YOUR TASKS:
**1)** In the editorial on Kevin McCarthy's election as House Speaker, rewrite the paragraph that begins "Among the far-right demands McCarthy agreed to" as a bulleted list, keeping its main facts.
**2)** Answer these questions using the editorial on Kevin McCarthy's election as House Speaker:
(a) What majority do Republicans hold in the House?
(b) How many ballots did McCarthy's election take, and over how many days?
(c) How did Gaetz vote on the 14th ballot?
**3)** From the editorial on Kevin McCarthy's election as House Speaker, write out the passage starting with "Editorial: Clown Car’s" and going on through "on Nov. 28.".

SOURCE PASSAGE:
•••
Sunday, January 15, 2023

Editorial: Clown Car’s In Gear

 We can’t expect much out of a Congress where Marjorie Taylor Greene, Matt Gaetz and Lauren Boebert are calling the shots. But that’s what we have in the US House in the 118th Congress. The good news is they won’t get much done.

Kevin McCarthy wanted to be House Speaker in the worst way. It took 15 ballots over four days, but he finally achieved his goal, albeit with an asterisk. Republicans hold a 222-212 majority in the House, with one vacancy after the death of Rep. Donald McEachin (D-Va.) on Nov. 28. 

McCarthy needed 218 for a majority, but 20 far-right “Freedom Caucus” Republicans balked at voting for him. After 11 ballots on Tuesday and Wednesday, Jan. 3-4, showed McCarthy trailing Democratic leader Hakeem Jeffries, who got votes of all 212 Democrats, McCarthy finally conceded to right-wing demands and outscored Jeffries on Thursday, Jan. 5, but he was short of the majority of members voting, as six insurrectionist Republicans remained obstinate. 

Among the far-right demands McCarthy agreed to was a rule change to allow any member of Congress to force a vote on ousting the speaker. He also agreed to place more Freedom Caucus members on the House Rules Committee, which decides which legislation moves to the floor and what amendments can be attached to bills. McCarthy said he would allow floor votes to institute term limits on members and hold the debt ceiling hostage to force budget cuts.

But even after McCarthy surrendered to virtually all the “Freedom Caucus” demands, math tripped up the attempted finale on the 14th vote. Gaetz waited until after the initial round of alphabetical voting. When Gaetz finally voted “present,” instead of voting for McCarthy, the consensus Republican candidate had 216 votes, but two insurrectionists voted for Andy Biggs (Ariz.) and two voted for Jim Jordan (Ohio), which left McCarthy with only half of 432 votes cast. 

McCarthy and some of his allies confronted Gaetz, and Mike Rogers (Ala.) had to be physically restrained, but one of McCarthy’s allies, Patrick T. McHenry (N.C.) moved to adjourn until the following Monday, to give them time to nail down Gaetz and the five other holdouts. But during the voting, Gaetz and Boebert indicated they finally had decided to play along, so Republican leaders killed the motion to adjourn and proceeded with the 15th and final roll call vote, in which McCarthy again got 216 votes but the six holdouts simply voted present, so McCarthy got a majority of the 428 votes cast.

McCarthy also accepted rules that include a call for significant cuts in the federal government budget, and raise the vote threshold needed to approve tax increases to a three-fifths supermajority.
•••
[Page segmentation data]
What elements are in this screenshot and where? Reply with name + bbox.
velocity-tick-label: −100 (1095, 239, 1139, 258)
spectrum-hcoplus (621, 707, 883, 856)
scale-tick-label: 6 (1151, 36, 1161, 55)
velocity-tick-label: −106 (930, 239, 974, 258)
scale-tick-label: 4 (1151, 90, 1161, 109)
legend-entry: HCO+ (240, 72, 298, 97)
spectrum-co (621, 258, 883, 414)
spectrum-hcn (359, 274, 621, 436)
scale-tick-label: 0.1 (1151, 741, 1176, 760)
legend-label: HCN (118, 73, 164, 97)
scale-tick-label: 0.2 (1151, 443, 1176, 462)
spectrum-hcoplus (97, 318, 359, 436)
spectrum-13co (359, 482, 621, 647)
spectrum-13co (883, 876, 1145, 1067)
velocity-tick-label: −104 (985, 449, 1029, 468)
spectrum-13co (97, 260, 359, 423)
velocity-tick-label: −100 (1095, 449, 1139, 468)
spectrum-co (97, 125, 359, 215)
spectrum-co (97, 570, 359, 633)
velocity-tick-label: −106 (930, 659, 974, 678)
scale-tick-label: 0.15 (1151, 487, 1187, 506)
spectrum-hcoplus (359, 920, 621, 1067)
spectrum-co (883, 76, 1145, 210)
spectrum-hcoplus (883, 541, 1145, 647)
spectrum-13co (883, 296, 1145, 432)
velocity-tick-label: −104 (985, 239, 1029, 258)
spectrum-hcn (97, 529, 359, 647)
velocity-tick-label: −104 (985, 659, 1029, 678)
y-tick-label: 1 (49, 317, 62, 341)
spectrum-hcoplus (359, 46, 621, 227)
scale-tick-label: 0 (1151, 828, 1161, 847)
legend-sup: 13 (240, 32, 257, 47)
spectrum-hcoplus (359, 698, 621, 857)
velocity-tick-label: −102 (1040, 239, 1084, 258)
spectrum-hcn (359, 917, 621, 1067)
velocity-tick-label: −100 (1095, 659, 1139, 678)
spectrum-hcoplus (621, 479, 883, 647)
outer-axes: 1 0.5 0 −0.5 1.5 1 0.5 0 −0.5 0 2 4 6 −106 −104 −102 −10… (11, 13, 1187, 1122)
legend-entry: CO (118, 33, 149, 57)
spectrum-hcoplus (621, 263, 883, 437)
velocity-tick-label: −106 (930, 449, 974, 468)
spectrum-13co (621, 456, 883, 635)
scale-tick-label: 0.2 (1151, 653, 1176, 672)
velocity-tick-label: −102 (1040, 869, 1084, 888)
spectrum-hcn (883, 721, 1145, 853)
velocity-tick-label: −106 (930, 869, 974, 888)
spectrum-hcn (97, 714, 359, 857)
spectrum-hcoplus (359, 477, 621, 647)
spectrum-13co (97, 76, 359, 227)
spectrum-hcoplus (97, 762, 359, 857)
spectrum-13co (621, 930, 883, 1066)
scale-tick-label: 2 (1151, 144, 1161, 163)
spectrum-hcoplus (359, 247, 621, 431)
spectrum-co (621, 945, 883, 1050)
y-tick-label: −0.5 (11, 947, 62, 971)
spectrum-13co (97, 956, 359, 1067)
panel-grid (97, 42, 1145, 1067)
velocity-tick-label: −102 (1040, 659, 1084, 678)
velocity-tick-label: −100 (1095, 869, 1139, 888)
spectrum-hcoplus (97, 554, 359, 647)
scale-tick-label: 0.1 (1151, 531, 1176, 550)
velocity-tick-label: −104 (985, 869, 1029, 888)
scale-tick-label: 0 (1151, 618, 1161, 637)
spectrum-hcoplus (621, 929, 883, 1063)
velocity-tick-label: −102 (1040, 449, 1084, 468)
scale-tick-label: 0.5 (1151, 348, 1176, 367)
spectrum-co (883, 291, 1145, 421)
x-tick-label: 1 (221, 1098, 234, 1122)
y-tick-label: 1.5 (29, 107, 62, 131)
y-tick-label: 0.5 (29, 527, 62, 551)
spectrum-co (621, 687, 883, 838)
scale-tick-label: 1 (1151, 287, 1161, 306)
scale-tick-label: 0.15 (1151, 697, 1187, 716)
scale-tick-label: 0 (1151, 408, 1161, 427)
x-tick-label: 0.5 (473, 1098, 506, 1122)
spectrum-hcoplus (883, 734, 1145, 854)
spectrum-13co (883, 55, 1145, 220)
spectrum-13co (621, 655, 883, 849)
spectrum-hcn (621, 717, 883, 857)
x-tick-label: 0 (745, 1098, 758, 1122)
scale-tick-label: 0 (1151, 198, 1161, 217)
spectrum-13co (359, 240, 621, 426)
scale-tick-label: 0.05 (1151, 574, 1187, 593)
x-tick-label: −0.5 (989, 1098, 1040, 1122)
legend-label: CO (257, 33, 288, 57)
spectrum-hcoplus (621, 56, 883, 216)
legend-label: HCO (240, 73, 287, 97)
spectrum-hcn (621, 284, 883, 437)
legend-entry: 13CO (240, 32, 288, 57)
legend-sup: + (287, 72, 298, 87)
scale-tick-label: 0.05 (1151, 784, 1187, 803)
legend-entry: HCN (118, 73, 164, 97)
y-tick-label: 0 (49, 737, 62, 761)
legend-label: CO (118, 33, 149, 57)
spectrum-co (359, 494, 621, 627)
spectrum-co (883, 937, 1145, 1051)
•••
ANSWERS FOR EACH ITEM:
**1)**
- Any member of Congress could force a vote on ousting the speaker, under a rule change McCarthy agreed to.
- More Freedom Caucus members would sit on the House Rules Committee, which decides which legislation reaches the floor and what amendments can be attached to bills.
- Floor votes would be allowed on instituting term limits for members.
- The debt ceiling would be held hostage to force budget cuts.

**2)**
(a) A 222-212 majority, with one vacancy.
(b) 15 ballots over four days.
(c) He voted "present."

**3)**
Editorial: Clown Car’s In Gear

 We can’t expect much out of a Congress where Marjorie Taylor Greene, Matt Gaetz and Lauren Boebert are calling the shots. But that’s what we have in the US House in the 118th Congress. The good news is they won’t get much done.

Kevin McCarthy wanted to be House Speaker in the worst way. It took 15 ballots over four days, but he finally achieved his goal, albeit with an asterisk. Republicans hold a 222-212 majority in the House, with one vacancy after the death of Rep. Donald McEachin (D-Va.) on Nov. 28.